● Data

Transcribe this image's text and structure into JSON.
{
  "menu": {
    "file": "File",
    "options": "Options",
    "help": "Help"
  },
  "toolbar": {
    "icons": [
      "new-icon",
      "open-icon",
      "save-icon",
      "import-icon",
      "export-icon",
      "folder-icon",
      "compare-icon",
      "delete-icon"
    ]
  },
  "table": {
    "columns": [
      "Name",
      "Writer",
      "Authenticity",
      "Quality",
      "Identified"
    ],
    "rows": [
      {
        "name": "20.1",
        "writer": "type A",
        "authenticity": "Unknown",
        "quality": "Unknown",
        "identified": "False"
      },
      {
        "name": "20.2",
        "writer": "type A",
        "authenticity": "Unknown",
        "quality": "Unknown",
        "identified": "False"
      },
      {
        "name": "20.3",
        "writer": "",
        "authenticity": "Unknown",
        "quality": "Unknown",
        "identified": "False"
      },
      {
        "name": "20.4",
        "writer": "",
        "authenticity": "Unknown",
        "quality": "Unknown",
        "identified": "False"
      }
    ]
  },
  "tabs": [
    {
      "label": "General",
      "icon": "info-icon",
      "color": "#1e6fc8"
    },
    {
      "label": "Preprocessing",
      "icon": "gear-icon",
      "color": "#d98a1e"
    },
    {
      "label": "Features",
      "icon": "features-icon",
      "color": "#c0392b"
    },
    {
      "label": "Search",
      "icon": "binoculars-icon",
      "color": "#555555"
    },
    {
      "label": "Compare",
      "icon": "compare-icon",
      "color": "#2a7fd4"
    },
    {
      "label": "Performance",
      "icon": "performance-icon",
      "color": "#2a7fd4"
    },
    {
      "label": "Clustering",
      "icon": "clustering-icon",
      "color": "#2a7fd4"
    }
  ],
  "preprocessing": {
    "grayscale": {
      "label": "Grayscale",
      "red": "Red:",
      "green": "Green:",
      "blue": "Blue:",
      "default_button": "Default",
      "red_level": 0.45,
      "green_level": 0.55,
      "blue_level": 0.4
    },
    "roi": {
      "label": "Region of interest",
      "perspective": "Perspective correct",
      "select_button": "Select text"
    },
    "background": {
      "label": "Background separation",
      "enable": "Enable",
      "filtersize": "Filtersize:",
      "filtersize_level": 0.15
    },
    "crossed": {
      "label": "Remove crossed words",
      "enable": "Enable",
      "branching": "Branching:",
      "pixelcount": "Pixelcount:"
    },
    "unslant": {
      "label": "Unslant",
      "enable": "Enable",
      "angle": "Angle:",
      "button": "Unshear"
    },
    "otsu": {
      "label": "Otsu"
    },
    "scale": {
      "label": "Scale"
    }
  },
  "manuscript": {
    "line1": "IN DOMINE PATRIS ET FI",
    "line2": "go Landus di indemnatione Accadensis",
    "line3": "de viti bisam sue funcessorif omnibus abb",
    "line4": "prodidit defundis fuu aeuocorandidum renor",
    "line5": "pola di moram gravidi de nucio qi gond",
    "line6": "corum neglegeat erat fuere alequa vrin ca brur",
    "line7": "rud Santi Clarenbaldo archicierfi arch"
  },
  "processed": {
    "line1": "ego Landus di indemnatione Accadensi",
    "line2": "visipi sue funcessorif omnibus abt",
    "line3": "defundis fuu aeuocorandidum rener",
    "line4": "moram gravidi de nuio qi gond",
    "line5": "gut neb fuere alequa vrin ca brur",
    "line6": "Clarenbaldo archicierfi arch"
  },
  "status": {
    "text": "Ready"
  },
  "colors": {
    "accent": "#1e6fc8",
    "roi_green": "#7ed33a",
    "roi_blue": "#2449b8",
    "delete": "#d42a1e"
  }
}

● Exercise objective
Which lines contain "text"? Copy each of them out.

● Completed task
Transcribe this image's text and structure into JSON.
      "select_button": "Select text"
    "text": "Ready"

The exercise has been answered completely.